# INSTRUCTIONS FOR THE TASK:
Transcribe each line of the material as it is, and drop any picture.
* BEGIN RAW RECORDS *
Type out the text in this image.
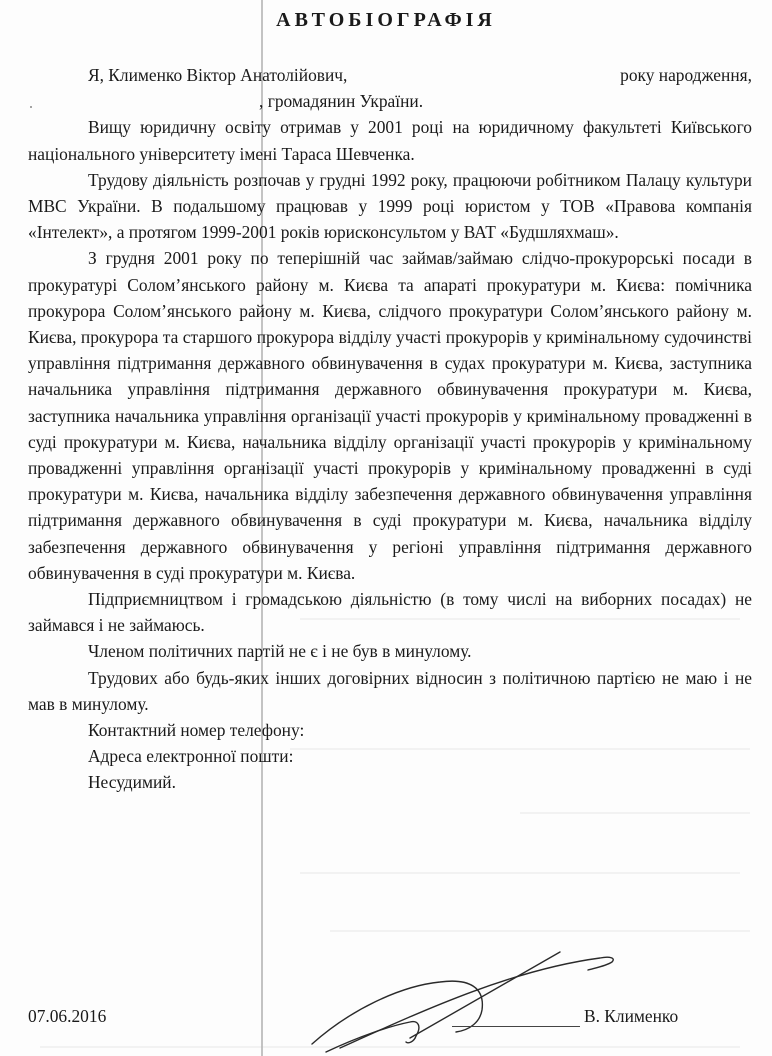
АВТОБІОГРАФІЯ

Я, Клименко Віктор Анатолійович,	року народження,

, громадянин України.

Вищу юридичну освіту отримав у 2001 році на юридичному факультеті Київського національного університету імені Тараса Шевченка.

Трудову діяльність розпочав у грудні 1992 року, працюючи робітником Палацу культури МВС України. В подальшому працював у 1999 році юристом у ТОВ «Правова компанія «Інтелект», а протягом 1999-2001 років юрисконсультом у ВАТ «Будшляхмаш».

З грудня 2001 року по теперішній час займав/займаю слідчо-прокурорські посади в прокуратурі Солом’янського району м. Києва та апараті прокуратури м. Києва: помічника прокурора Солом’янського району м. Києва, слідчого прокуратури Солом’янського району м. Києва, прокурора та старшого прокурора відділу участі прокурорів у кримінальному судочинстві управління підтримання державного обвинувачення в судах прокуратури м. Києва, заступника начальника управління підтримання державного обвинувачення прокуратури м. Києва, заступника начальника управління організації участі прокурорів у кримінальному провадженні в суді прокуратури м. Києва, начальника відділу організації участі прокурорів у кримінальному провадженні управління організації участі прокурорів у кримінальному провадженні в суді прокуратури м. Києва, начальника відділу забезпечення державного обвинувачення управління підтримання державного обвинувачення в суді прокуратури м. Києва, начальника відділу забезпечення державного обвинувачення у регіоні управління підтримання державного обвинувачення в суді прокуратури м. Києва.

Підприємництвом і громадською діяльністю (в тому числі на виборних посадах) не займався і не займаюсь.

Членом політичних партій не є і не був в минулому.

Трудових або будь-яких інших договірних відносин з політичною партією не маю і не мав в минулому.

Контактний номер телефону:

Адреса електронної пошти:

Несудимий.

07.06.2016	В. Клименко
* END RAW RECORDS *
# ANSWER IN FULL:
Type out the text in this image.
АВТОБІОГРАФІЯ

Я, Клименко Віктор Анатолійович,	року народження,

, громадянин України.

Вищу юридичну освіту отримав у 2001 році на юридичному факультеті Київського національного університету імені Тараса Шевченка.

Трудову діяльність розпочав у грудні 1992 року, працюючи робітником Палацу культури МВС України. В подальшому працював у 1999 році юристом у ТОВ «Правова компанія «Інтелект», а протягом 1999-2001 років юрисконсультом у ВАТ «Будшляхмаш».

З грудня 2001 року по теперішній час займав/займаю слідчо-прокурорські посади в прокуратурі Солом’янського району м. Києва та апараті прокуратури м. Києва: помічника прокурора Солом’янського району м. Києва, слідчого прокуратури Солом’янського району м. Києва, прокурора та старшого прокурора відділу участі прокурорів у кримінальному судочинстві управління підтримання державного обвинувачення в судах прокуратури м. Києва, заступника начальника управління підтримання державного обвинувачення прокуратури м. Києва, заступника начальника управління організації участі прокурорів у кримінальному провадженні в суді прокуратури м. Києва, начальника відділу організації участі прокурорів у кримінальному провадженні управління організації участі прокурорів у кримінальному провадженні в суді прокуратури м. Києва, начальника відділу забезпечення державного обвинувачення управління підтримання державного обвинувачення в суді прокуратури м. Києва, начальника відділу забезпечення державного обвинувачення у регіоні управління підтримання державного обвинувачення в суді прокуратури м. Києва.

Підприємництвом і громадською діяльністю (в тому числі на виборних посадах) не займався і не займаюсь.

Членом політичних партій не є і не був в минулому.

Трудових або будь-яких інших договірних відносин з політичною партією не маю і не мав в минулому.

Контактний номер телефону:

Адреса електронної пошти:

Несудимий.

07.06.2016	В. Клименко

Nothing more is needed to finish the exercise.